Problem statement :: Count the lines in the records below that contain the word "fiếu", and give only that number.

Material to process ::
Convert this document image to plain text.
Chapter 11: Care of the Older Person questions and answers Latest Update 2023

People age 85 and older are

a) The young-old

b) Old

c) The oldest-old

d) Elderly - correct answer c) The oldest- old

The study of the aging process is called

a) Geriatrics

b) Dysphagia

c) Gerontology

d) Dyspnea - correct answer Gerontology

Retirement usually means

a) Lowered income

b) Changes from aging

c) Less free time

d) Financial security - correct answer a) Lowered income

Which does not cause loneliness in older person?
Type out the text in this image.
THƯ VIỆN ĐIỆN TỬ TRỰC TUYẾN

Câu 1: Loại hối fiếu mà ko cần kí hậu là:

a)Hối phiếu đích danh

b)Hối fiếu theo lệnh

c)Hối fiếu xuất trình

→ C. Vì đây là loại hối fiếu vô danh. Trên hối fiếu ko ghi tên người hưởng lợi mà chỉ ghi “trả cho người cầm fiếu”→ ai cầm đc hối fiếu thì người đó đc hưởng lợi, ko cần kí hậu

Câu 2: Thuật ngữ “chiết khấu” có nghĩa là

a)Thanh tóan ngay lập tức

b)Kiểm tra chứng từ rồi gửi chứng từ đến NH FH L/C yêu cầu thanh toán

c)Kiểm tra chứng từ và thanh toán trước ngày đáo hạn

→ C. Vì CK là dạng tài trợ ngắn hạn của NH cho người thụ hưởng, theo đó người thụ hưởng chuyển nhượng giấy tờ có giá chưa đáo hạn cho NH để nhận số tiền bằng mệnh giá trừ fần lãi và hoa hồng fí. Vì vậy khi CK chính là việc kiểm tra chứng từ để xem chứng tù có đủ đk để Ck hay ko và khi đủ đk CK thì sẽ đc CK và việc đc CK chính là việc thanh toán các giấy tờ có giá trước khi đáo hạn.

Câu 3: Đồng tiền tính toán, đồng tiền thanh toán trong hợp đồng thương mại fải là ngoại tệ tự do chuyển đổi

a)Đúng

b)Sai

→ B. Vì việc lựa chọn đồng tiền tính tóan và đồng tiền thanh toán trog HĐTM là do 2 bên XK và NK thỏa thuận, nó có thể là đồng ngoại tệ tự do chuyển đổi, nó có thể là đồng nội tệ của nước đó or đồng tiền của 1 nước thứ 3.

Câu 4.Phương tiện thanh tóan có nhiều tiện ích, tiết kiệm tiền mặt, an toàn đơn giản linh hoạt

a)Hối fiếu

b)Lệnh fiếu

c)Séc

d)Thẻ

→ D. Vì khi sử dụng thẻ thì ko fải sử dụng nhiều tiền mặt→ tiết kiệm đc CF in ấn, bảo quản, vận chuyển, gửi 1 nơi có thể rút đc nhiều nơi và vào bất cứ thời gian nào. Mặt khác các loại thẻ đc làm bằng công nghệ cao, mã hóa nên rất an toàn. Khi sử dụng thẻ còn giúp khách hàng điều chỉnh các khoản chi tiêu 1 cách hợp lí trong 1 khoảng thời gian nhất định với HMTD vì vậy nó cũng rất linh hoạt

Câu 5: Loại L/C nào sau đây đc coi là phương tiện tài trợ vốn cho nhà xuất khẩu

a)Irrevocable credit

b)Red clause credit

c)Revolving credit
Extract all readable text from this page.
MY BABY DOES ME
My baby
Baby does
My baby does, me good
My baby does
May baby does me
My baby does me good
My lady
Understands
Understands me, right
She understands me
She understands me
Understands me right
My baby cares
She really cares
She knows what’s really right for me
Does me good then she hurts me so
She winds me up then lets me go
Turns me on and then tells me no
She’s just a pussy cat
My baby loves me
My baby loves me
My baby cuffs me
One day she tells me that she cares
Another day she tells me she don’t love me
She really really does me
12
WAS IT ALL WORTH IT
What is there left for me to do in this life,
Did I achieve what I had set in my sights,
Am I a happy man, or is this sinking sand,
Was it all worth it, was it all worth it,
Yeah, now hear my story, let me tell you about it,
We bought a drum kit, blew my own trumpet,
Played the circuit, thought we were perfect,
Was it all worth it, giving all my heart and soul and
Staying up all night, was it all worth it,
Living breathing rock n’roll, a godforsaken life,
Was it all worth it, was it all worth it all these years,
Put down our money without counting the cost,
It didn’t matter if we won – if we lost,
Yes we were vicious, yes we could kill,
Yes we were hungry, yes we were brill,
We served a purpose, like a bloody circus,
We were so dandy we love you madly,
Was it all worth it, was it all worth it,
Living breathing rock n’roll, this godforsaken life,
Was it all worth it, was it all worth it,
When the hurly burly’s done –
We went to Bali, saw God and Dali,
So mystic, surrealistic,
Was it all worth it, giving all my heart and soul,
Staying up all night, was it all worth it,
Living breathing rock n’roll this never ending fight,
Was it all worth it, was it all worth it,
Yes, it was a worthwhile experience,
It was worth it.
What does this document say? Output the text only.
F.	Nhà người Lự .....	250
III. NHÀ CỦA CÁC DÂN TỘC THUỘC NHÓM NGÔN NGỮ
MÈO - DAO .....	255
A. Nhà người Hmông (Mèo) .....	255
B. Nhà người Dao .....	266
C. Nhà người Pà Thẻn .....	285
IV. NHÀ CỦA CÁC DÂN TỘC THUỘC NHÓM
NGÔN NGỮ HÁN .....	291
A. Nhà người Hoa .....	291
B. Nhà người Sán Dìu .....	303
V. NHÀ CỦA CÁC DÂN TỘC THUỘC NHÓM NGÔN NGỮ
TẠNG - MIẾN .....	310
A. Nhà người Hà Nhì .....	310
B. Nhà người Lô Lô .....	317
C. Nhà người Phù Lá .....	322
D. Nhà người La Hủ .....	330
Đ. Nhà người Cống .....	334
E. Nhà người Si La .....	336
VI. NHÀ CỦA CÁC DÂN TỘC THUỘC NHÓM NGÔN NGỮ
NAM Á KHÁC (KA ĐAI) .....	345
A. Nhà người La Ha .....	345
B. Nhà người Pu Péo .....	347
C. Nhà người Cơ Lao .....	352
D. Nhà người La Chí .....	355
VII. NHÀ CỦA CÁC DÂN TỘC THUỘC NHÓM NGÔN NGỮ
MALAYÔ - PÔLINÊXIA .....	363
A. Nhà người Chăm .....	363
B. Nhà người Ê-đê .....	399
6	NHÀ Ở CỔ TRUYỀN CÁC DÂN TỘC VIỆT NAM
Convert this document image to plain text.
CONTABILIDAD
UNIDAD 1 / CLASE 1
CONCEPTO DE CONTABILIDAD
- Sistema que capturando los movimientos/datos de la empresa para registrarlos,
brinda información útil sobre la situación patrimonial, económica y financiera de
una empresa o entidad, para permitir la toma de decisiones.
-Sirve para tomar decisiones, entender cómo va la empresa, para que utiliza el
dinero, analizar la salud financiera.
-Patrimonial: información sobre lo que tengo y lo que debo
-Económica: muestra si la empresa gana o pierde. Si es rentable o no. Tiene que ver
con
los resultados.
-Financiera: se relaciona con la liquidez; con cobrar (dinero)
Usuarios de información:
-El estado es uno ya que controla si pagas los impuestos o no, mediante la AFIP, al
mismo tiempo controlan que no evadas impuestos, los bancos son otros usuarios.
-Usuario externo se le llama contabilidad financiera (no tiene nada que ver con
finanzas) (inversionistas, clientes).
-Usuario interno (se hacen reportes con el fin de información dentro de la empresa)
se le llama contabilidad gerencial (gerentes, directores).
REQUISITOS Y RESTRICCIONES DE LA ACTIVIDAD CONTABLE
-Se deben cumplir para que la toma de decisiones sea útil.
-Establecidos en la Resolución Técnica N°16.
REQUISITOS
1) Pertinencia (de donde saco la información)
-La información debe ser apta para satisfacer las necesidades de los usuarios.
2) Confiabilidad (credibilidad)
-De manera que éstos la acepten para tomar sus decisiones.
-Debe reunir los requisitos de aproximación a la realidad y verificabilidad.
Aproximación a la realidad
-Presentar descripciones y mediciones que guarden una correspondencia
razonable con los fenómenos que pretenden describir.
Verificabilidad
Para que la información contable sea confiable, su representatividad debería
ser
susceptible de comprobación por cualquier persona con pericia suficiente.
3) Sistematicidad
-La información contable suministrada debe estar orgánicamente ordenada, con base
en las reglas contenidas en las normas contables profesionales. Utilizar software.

Final result :: 6